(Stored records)
"""

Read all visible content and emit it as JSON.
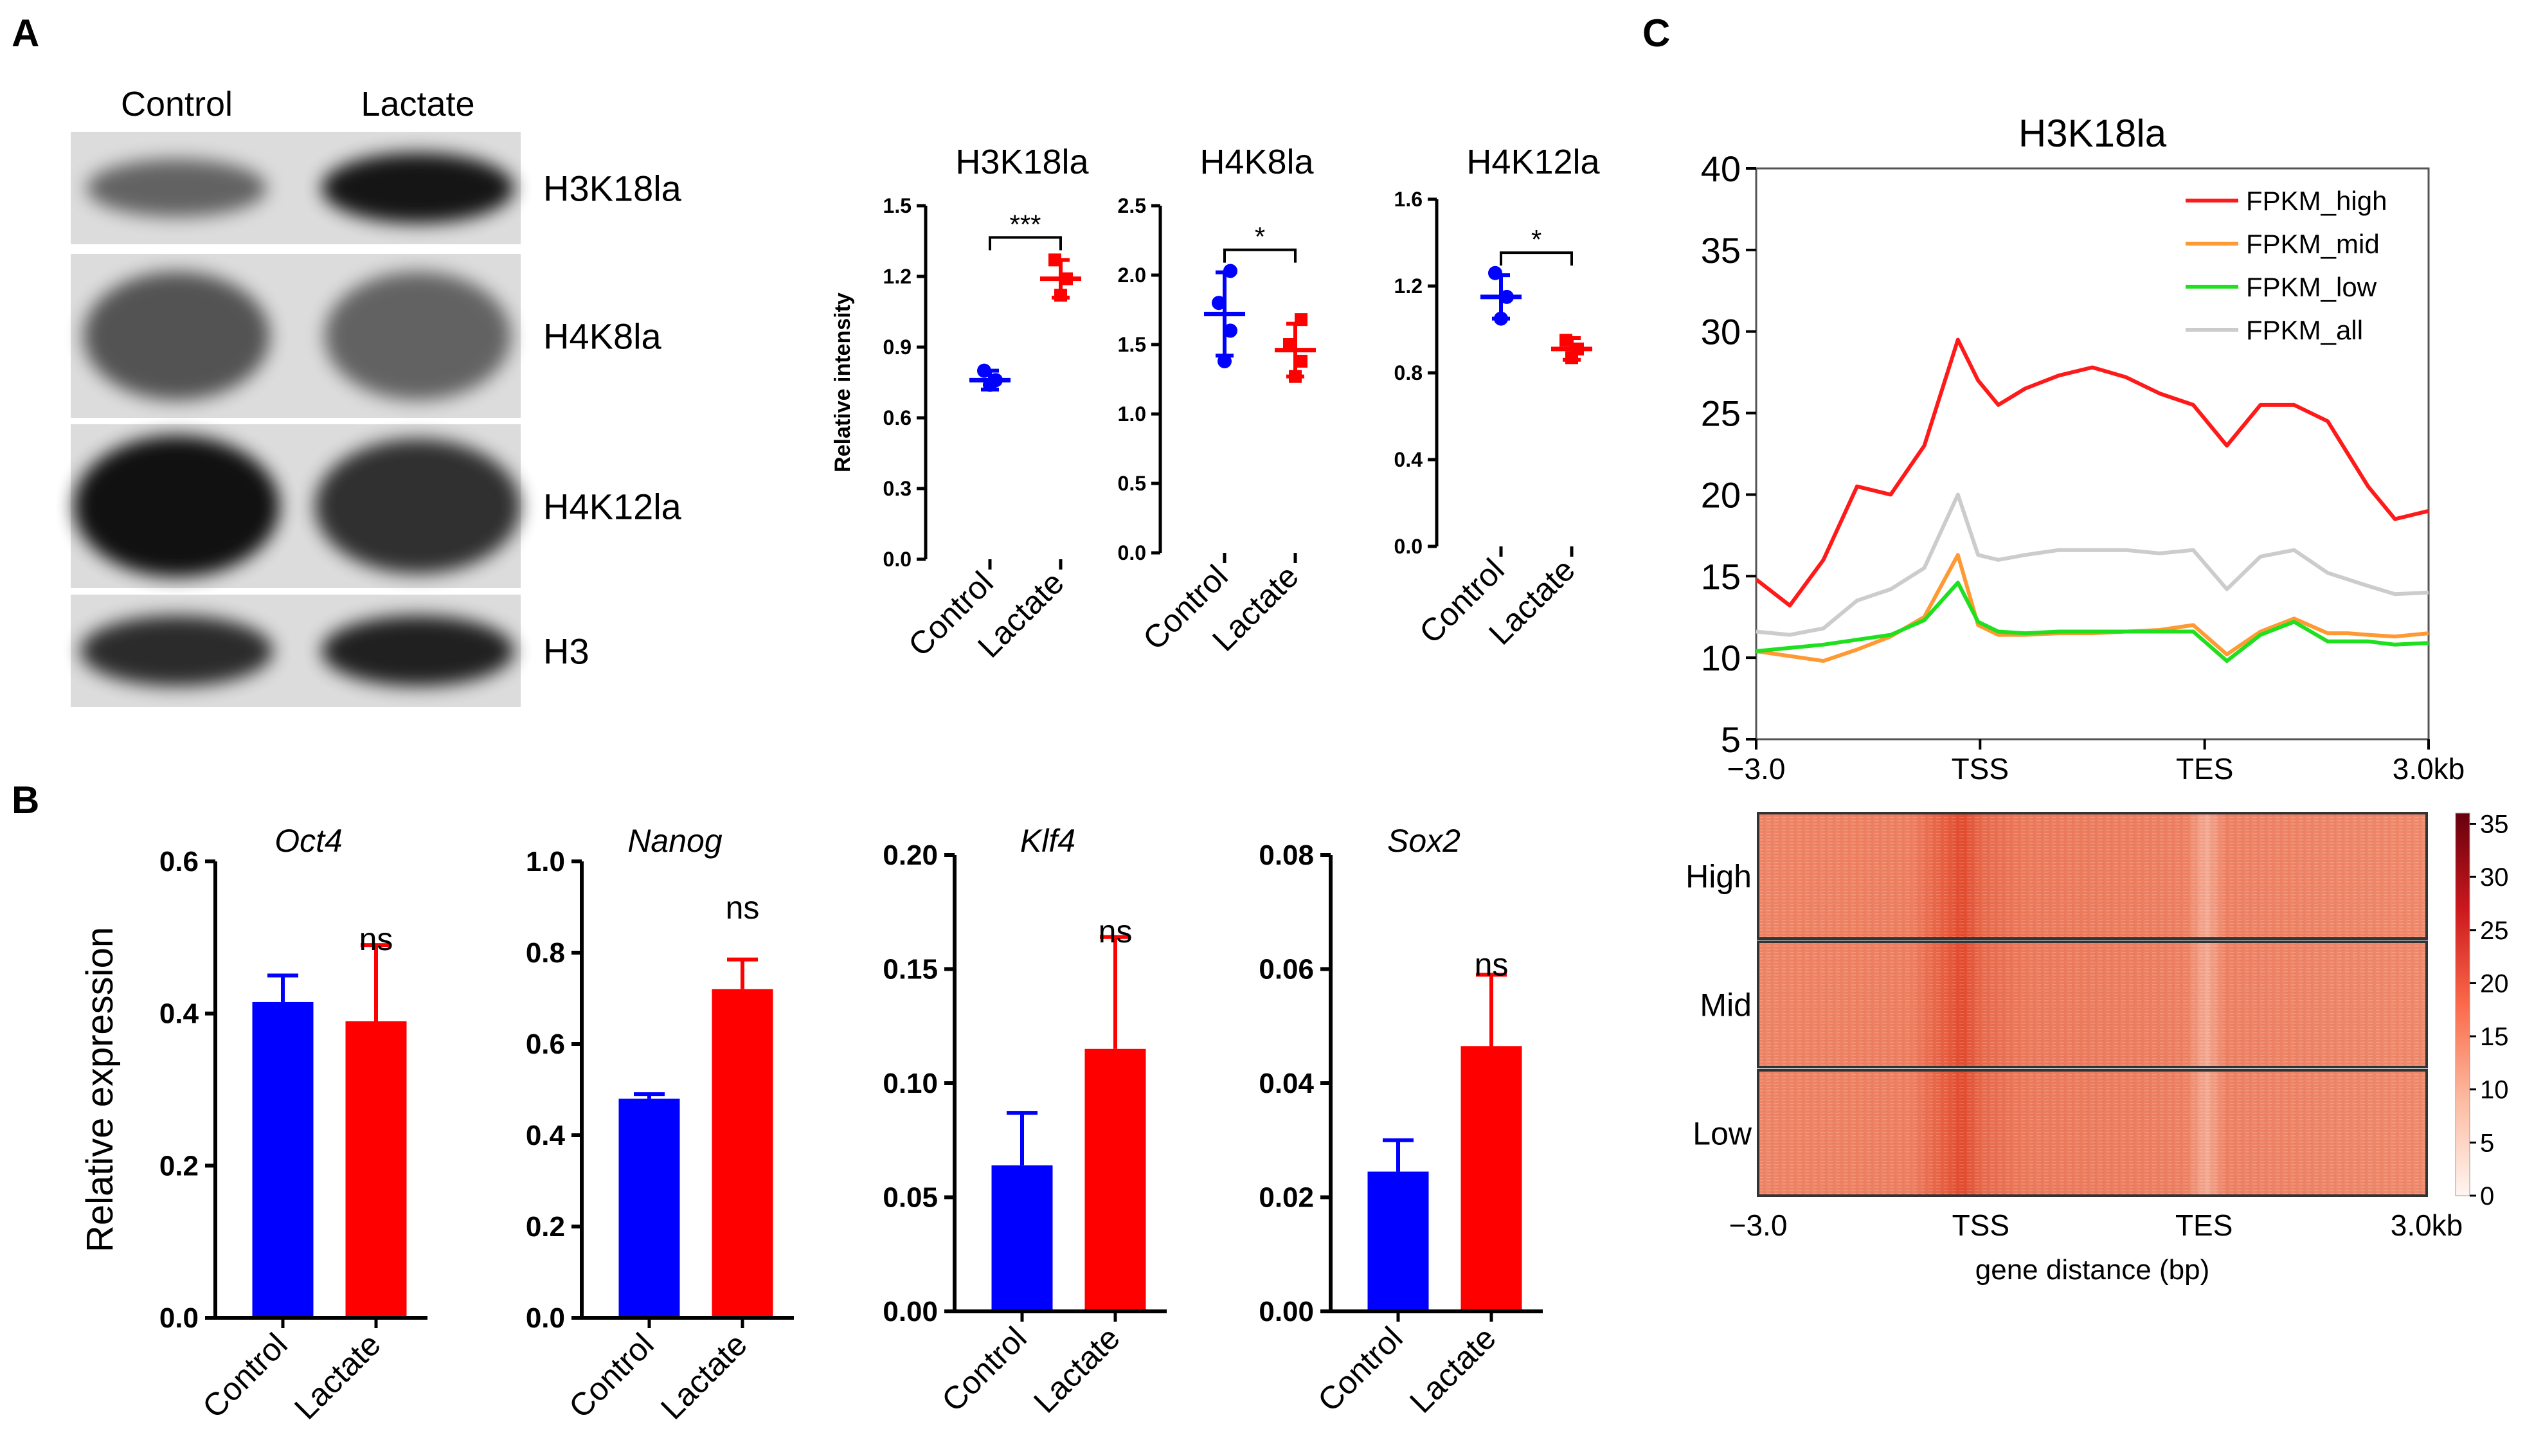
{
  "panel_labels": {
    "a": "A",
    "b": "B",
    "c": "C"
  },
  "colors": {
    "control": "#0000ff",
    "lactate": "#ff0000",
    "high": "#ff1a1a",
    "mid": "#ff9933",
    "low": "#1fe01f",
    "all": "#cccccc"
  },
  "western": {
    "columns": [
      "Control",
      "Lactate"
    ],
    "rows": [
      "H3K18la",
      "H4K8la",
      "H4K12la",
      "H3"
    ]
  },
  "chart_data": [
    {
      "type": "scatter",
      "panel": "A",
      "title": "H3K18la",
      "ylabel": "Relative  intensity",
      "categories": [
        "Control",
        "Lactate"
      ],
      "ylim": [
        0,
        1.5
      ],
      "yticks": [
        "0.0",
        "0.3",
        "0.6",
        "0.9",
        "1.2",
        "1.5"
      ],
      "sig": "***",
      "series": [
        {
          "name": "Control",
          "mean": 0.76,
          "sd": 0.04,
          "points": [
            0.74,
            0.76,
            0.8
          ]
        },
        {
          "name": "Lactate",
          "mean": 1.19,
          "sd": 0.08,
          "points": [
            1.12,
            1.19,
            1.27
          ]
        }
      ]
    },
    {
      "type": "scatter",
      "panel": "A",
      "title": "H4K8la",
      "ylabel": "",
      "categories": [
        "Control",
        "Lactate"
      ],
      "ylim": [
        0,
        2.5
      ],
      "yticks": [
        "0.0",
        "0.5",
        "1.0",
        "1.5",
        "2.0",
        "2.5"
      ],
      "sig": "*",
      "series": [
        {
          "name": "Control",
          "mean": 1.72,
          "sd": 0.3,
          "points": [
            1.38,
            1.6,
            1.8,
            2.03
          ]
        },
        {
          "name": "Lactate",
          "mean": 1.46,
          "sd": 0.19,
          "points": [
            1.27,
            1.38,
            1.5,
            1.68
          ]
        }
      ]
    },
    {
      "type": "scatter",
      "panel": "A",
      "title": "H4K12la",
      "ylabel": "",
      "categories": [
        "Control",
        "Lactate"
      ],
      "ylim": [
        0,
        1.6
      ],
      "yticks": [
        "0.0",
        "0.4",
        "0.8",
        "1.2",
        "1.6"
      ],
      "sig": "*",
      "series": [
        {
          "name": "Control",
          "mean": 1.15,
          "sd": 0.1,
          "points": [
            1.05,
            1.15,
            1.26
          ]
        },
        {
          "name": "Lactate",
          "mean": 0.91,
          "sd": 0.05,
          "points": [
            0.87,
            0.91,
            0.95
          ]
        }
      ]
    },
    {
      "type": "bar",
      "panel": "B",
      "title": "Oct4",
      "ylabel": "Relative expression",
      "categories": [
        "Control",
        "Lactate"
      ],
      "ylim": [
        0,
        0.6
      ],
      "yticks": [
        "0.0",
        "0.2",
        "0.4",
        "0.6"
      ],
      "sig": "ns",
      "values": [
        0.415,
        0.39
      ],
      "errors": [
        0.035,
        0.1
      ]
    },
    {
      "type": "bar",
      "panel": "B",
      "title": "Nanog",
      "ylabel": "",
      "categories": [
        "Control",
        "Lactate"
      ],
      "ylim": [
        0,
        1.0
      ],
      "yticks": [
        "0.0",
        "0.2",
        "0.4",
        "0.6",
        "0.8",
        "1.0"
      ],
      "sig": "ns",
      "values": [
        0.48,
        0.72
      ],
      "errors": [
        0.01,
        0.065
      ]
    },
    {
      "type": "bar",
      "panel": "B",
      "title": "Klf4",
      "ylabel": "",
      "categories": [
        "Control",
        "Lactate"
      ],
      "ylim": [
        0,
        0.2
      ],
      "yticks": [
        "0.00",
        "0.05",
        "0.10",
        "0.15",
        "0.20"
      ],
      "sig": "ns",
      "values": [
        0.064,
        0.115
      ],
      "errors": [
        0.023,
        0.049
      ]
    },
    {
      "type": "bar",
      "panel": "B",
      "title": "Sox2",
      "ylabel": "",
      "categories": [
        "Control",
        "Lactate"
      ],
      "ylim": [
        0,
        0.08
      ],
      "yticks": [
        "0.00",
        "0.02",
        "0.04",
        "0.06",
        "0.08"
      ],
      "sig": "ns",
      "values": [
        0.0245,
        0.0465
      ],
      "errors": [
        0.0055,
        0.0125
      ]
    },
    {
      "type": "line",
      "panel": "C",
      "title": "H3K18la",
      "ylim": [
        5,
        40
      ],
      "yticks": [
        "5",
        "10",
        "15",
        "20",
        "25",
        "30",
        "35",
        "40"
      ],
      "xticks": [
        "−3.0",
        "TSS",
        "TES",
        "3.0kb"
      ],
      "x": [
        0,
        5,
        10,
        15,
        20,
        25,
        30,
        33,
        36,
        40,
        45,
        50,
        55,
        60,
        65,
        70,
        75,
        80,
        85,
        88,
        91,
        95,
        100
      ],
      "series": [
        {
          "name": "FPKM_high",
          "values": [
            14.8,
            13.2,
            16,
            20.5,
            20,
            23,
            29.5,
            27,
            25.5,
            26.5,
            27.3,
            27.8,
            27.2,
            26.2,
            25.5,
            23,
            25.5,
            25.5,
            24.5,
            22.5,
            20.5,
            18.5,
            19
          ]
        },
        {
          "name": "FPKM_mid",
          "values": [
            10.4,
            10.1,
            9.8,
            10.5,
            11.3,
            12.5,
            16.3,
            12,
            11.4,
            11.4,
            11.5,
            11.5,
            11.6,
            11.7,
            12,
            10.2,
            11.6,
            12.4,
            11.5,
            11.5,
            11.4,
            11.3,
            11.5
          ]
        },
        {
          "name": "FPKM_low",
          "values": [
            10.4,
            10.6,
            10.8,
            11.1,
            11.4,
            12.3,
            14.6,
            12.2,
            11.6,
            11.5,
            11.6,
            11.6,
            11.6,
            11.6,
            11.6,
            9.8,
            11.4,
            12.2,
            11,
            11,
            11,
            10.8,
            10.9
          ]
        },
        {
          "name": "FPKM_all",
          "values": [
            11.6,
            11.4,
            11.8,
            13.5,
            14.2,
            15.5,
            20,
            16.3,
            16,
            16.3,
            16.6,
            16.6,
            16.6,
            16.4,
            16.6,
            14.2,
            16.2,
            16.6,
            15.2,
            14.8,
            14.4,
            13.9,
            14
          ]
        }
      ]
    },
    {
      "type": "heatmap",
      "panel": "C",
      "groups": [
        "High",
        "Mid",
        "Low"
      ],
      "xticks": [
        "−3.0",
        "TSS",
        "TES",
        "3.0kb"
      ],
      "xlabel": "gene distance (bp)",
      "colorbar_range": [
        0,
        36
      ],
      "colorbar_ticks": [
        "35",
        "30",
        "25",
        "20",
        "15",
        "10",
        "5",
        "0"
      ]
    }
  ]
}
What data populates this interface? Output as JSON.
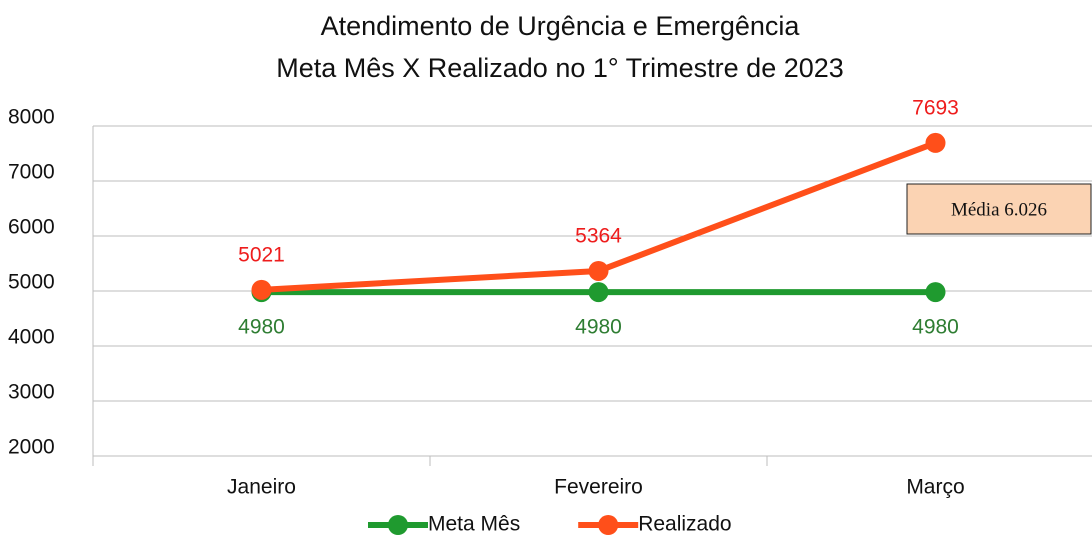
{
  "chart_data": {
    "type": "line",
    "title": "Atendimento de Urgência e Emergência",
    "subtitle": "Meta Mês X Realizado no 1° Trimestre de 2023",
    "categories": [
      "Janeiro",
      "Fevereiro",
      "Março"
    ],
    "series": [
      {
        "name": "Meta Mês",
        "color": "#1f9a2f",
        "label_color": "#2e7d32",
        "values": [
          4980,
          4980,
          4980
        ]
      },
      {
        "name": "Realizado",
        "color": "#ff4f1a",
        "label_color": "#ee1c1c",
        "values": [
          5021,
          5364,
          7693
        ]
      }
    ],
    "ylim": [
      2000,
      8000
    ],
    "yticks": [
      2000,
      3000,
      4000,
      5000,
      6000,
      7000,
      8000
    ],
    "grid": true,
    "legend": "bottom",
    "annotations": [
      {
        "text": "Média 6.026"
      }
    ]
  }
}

"""

To be done: Give only the number of lines in the entries above that contain the string "Relative".

Problem solution: 2